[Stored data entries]
○ ○ ○ ○ ○ ○ ○
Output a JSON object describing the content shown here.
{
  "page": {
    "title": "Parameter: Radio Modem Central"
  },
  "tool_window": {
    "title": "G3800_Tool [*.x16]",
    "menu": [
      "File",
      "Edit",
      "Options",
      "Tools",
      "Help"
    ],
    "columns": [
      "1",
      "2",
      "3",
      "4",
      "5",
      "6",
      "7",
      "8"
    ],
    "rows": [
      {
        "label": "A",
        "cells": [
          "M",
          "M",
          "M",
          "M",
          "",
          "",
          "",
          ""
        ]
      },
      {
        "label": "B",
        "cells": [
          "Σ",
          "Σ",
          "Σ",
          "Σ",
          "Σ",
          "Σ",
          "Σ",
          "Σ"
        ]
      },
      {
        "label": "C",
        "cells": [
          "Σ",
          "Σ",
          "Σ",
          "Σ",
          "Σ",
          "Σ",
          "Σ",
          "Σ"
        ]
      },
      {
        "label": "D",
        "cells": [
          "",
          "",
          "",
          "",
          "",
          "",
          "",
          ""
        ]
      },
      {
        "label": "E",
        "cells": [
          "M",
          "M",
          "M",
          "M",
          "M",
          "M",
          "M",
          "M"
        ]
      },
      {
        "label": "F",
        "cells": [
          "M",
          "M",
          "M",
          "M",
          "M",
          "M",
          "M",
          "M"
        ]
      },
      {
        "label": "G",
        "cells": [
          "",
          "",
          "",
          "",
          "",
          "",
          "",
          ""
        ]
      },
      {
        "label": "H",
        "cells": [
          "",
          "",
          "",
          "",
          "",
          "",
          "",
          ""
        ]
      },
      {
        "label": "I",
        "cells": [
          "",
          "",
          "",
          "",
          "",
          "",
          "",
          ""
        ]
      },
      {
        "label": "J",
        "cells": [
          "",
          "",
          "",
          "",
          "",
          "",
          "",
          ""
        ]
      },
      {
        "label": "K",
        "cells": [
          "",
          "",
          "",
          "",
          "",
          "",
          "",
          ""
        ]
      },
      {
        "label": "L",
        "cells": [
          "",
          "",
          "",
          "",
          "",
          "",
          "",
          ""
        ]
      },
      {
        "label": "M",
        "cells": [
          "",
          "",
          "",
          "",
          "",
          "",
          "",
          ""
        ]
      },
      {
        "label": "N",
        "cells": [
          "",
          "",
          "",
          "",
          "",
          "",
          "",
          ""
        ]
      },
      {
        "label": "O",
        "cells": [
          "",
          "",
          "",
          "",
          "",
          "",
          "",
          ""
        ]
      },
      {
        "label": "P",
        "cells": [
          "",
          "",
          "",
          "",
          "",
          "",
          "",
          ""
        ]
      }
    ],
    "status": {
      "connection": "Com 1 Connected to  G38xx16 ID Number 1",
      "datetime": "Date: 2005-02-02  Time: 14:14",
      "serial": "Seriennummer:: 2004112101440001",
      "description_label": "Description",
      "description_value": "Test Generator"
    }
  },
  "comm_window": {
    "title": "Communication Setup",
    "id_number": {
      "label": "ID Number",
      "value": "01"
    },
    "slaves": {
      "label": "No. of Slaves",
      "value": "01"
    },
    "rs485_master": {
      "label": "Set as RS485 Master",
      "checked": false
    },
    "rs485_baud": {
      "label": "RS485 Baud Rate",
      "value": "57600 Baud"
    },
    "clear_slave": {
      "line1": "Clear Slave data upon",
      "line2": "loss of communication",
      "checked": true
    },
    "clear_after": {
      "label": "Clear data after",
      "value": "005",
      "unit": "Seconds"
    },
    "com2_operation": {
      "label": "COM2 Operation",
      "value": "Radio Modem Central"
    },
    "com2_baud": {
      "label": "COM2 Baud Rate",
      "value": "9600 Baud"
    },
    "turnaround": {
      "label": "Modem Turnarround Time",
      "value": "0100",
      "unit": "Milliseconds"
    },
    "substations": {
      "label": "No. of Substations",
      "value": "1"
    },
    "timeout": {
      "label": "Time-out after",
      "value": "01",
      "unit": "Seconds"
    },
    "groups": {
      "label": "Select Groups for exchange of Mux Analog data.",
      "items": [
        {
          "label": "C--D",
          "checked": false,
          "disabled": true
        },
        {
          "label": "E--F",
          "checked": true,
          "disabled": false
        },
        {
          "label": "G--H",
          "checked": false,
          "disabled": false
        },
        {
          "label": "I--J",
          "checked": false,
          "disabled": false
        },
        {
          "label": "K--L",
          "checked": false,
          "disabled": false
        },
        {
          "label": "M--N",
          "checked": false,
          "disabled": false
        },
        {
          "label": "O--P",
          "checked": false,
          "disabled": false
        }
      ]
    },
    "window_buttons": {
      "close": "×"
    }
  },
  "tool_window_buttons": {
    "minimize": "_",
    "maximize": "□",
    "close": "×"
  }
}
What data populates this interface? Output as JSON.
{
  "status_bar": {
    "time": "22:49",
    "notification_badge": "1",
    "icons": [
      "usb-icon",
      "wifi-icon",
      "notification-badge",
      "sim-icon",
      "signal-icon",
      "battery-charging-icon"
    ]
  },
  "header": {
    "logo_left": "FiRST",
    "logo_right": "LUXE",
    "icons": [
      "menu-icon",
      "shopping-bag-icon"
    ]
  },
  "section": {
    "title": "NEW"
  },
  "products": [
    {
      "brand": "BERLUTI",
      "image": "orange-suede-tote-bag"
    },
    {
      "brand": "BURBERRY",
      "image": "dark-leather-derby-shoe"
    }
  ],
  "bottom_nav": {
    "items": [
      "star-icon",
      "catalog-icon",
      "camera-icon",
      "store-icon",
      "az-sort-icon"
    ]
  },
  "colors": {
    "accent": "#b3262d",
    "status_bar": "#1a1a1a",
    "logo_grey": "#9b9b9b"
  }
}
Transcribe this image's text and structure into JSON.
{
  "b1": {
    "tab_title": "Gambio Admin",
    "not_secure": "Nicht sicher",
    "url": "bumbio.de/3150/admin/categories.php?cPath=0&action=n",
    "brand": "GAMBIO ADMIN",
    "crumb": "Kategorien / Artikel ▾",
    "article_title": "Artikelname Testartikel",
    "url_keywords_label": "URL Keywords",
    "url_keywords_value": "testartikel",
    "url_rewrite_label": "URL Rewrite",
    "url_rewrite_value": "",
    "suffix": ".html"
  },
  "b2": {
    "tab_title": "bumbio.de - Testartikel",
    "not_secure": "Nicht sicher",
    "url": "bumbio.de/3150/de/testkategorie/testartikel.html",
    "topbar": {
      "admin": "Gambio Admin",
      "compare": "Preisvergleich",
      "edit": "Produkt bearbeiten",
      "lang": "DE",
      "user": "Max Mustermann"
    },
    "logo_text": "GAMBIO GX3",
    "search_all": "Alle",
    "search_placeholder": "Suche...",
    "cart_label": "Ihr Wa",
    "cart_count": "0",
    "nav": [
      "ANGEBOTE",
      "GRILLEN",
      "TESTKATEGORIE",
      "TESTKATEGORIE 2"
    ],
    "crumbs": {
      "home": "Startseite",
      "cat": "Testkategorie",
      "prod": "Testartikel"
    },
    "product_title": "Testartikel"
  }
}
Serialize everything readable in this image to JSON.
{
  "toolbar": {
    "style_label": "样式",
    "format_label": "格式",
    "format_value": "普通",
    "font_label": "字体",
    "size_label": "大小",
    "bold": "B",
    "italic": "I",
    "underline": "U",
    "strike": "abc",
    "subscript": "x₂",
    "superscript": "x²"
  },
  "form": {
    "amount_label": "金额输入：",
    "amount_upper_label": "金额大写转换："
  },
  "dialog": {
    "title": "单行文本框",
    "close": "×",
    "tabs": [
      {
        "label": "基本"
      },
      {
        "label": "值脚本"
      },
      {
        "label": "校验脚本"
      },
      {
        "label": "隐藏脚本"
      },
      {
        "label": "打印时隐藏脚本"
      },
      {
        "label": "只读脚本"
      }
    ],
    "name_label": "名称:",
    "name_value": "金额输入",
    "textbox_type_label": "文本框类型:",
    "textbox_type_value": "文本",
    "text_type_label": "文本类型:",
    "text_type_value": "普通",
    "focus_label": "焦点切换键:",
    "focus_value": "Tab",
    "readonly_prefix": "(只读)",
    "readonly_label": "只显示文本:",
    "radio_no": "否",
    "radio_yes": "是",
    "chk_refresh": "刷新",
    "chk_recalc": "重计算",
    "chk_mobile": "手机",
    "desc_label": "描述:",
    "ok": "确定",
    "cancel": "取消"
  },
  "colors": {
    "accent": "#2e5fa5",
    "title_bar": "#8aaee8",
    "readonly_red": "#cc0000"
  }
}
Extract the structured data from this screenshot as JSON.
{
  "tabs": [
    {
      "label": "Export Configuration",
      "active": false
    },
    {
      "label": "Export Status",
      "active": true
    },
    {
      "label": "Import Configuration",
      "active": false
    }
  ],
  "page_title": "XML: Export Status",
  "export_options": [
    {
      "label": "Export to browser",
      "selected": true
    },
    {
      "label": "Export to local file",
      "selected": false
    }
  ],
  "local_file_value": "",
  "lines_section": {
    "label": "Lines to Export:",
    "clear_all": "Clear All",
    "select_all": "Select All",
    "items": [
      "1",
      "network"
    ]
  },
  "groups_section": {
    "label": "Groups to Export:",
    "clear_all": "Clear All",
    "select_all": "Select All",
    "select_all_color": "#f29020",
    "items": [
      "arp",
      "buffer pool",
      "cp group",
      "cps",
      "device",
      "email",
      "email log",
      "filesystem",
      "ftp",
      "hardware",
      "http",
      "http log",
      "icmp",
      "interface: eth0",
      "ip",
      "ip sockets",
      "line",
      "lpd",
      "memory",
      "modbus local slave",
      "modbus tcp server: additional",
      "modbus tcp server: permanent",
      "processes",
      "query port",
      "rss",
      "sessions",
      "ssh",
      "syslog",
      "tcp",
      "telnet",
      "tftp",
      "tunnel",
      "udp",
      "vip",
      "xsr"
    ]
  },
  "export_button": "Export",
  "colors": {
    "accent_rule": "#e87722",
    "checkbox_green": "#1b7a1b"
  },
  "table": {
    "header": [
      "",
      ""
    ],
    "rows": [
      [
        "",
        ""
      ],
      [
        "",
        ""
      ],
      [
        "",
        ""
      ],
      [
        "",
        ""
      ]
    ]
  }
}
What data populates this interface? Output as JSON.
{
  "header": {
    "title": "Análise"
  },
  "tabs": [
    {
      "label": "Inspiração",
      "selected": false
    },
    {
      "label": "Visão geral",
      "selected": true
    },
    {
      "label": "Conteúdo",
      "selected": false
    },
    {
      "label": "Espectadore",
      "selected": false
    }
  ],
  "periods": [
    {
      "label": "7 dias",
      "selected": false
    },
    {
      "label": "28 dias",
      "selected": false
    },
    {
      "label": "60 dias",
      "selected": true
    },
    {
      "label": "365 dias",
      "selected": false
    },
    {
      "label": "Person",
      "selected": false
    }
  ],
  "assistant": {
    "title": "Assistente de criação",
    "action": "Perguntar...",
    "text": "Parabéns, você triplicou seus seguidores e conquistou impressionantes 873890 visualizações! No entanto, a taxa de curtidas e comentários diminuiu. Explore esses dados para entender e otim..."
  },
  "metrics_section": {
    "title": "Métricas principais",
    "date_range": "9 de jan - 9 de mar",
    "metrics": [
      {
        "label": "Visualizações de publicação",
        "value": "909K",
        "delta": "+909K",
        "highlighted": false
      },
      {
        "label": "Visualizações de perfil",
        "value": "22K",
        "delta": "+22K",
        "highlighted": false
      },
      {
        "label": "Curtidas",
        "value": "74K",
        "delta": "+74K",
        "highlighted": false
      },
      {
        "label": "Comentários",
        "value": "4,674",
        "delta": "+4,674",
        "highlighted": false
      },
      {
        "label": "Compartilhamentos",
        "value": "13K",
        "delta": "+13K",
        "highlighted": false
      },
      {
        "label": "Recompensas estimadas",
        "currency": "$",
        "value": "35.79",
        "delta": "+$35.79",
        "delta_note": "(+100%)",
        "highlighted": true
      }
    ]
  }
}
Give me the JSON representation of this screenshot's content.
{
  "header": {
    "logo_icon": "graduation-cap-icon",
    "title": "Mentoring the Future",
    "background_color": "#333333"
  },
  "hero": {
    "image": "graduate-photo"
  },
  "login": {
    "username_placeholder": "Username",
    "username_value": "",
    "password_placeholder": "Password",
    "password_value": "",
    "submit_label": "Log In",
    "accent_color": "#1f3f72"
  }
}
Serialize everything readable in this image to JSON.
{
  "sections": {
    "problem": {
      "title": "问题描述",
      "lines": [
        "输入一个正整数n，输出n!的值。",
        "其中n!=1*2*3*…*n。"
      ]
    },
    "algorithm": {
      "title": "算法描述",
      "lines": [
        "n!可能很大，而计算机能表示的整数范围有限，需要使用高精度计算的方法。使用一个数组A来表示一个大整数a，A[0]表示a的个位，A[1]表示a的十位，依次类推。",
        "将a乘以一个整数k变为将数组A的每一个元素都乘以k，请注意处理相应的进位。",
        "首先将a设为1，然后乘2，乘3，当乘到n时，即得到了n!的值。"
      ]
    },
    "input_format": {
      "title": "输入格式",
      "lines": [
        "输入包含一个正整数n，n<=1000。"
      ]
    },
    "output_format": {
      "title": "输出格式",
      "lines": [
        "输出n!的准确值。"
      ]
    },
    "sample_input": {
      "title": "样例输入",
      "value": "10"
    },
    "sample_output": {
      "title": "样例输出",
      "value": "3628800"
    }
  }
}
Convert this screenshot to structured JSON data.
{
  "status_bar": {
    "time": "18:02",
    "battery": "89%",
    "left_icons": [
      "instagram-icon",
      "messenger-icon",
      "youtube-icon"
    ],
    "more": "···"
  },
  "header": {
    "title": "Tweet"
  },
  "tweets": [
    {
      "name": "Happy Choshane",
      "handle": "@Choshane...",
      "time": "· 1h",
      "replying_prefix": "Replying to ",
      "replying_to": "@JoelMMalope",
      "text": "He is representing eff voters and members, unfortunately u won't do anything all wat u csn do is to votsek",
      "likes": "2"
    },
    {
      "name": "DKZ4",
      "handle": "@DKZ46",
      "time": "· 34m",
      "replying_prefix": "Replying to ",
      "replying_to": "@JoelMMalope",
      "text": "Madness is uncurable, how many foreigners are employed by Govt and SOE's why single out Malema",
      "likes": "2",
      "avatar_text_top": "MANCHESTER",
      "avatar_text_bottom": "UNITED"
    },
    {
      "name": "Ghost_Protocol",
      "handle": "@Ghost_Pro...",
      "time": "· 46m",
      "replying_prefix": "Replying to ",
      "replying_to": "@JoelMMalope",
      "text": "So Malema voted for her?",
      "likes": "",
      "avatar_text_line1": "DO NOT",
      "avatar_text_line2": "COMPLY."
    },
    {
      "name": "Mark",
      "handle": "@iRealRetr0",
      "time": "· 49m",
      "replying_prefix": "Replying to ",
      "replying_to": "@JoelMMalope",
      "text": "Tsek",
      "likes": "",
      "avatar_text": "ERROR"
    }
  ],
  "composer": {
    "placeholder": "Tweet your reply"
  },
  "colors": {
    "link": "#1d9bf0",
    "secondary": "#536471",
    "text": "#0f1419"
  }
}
○ ○ ○ ○ ○ ○ ○
**PROMPT:**
Count the lines in which the string "modbus" appears, then report only that figure.

**REPLY TO THE EXERCISE:**
3